| The task |
Locate the string "говорити" in the records below. Copy every line where it occurs.

| Data listing |

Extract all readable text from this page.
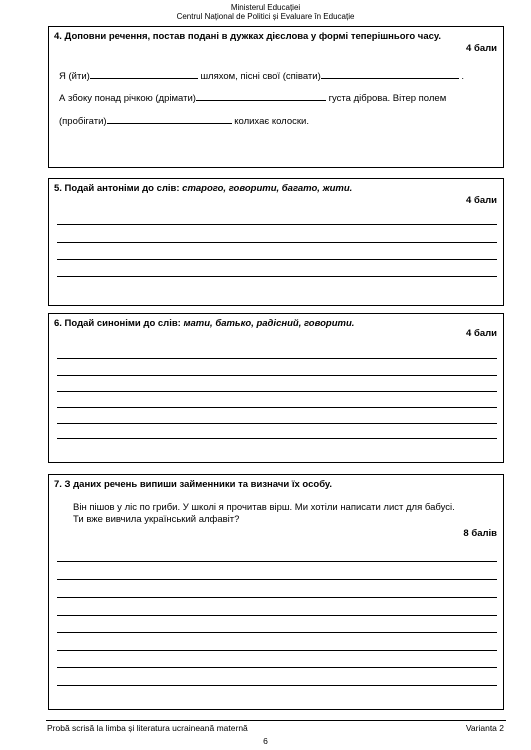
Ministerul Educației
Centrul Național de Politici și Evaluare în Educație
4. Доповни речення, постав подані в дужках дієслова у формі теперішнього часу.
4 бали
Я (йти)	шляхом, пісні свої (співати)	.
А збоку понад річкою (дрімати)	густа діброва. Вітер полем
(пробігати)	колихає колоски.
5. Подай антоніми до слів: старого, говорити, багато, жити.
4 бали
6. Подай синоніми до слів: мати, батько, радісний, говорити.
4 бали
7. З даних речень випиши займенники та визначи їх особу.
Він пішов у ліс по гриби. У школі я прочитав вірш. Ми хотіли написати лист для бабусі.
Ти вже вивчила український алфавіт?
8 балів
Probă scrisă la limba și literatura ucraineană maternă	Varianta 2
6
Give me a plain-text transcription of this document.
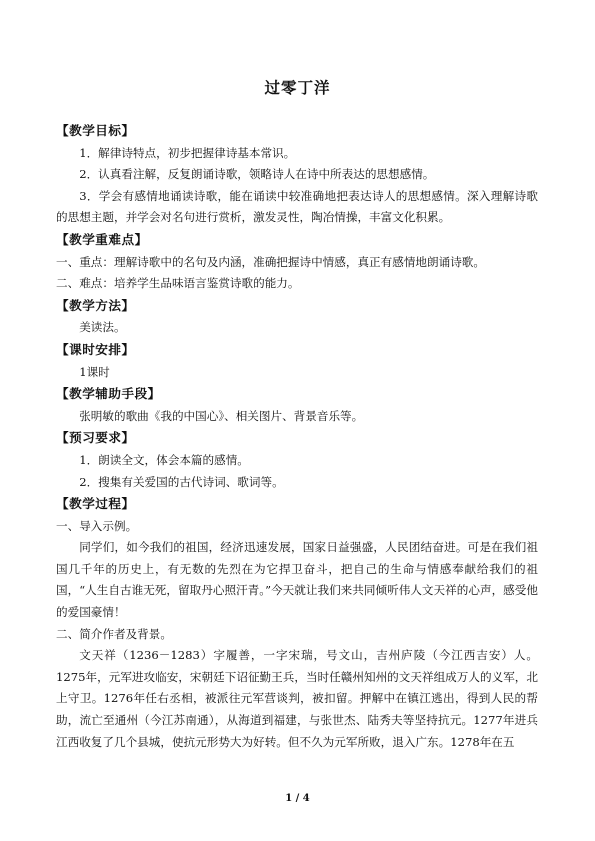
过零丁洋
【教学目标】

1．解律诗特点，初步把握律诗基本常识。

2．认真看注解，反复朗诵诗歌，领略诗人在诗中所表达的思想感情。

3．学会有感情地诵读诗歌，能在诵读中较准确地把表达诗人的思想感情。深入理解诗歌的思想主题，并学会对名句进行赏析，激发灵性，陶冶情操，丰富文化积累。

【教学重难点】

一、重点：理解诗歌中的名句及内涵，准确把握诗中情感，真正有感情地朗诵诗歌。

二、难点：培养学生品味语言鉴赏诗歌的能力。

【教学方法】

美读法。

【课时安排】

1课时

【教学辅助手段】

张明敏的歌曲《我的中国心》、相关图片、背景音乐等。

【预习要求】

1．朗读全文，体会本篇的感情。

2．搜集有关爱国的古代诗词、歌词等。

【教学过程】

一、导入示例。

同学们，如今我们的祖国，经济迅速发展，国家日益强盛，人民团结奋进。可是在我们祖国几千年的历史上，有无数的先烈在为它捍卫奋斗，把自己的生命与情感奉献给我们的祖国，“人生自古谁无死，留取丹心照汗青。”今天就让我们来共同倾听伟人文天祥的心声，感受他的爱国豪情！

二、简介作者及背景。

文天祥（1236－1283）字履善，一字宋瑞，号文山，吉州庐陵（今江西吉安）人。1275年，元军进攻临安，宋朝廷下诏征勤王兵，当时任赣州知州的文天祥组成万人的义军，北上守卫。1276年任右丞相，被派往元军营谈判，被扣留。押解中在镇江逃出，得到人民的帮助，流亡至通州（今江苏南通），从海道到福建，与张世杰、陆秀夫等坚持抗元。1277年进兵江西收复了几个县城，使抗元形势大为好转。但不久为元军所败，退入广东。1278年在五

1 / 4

...

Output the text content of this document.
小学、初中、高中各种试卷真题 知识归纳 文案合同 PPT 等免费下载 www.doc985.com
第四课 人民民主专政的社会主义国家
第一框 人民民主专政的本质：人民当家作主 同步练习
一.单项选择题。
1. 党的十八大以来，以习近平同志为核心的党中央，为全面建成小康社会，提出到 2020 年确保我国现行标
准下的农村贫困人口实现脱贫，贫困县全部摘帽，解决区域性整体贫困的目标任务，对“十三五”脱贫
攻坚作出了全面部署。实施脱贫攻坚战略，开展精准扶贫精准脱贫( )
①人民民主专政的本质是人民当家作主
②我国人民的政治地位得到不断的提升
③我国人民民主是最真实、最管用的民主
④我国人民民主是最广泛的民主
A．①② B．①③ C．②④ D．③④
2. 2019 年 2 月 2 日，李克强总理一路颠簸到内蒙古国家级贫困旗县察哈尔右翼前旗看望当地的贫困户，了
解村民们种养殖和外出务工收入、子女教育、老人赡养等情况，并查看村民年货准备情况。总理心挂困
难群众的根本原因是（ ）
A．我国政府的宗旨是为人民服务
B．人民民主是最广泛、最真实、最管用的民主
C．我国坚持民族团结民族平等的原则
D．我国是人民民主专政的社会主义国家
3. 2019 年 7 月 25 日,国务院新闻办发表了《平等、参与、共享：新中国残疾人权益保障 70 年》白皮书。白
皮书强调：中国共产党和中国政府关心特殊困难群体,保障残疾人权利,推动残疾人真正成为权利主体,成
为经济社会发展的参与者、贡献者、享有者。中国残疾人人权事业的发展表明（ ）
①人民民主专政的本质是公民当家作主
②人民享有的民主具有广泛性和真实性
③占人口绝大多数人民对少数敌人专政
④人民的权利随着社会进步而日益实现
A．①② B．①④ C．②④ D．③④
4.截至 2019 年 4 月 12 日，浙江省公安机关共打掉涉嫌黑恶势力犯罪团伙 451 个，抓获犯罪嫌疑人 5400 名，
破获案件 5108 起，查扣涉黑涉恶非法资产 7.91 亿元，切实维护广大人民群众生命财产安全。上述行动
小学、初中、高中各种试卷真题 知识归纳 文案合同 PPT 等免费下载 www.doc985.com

--

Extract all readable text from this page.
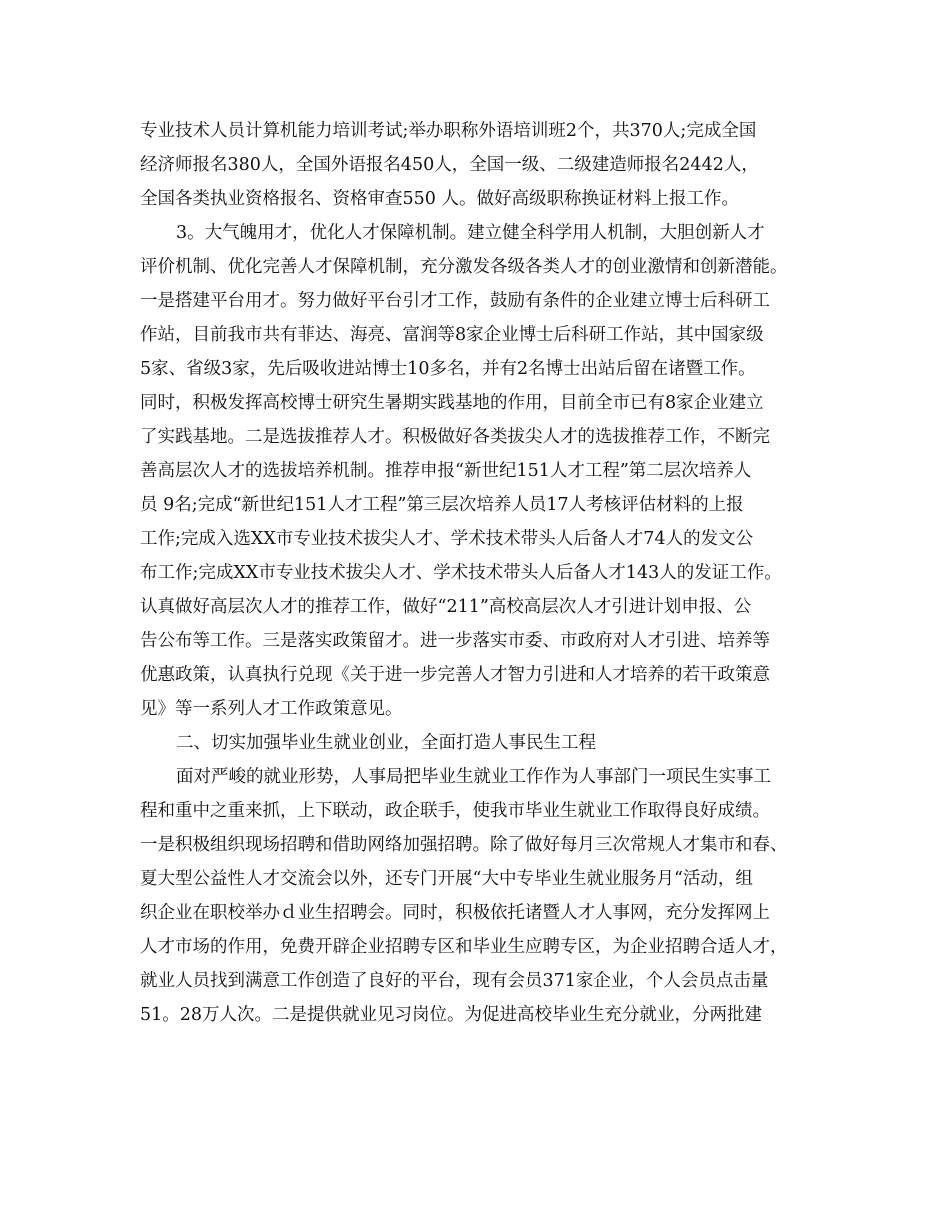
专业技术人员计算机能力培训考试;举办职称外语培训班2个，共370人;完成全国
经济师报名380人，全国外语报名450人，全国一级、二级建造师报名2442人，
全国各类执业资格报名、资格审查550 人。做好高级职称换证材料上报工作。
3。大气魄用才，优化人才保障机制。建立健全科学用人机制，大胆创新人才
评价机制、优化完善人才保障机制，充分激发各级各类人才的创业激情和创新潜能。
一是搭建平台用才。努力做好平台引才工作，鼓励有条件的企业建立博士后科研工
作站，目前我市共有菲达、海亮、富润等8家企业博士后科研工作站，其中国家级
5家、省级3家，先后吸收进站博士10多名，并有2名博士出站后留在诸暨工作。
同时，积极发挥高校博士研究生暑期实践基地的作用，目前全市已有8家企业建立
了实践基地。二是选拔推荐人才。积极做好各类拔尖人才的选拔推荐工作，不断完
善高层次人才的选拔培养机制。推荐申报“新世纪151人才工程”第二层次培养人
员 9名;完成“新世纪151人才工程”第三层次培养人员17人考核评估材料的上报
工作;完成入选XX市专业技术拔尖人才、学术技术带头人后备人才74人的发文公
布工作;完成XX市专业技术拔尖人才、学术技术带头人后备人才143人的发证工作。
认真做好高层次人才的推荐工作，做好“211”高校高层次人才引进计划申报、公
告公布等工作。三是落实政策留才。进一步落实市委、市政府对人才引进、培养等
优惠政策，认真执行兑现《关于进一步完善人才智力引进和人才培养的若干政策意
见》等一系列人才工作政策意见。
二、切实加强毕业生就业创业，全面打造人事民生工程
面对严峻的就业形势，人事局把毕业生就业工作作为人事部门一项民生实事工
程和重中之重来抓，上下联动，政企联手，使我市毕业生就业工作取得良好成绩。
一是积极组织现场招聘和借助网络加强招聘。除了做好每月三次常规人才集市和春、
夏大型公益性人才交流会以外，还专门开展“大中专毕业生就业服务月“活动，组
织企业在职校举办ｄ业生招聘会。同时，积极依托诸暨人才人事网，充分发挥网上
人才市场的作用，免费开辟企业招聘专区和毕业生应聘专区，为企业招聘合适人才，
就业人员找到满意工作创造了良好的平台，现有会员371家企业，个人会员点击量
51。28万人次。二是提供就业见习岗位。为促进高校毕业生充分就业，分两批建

| The result |
5. Подай антоніми до слів: старого, говорити, багато, жити.
6. Подай синоніми до слів: мати, батько, радісний, говорити.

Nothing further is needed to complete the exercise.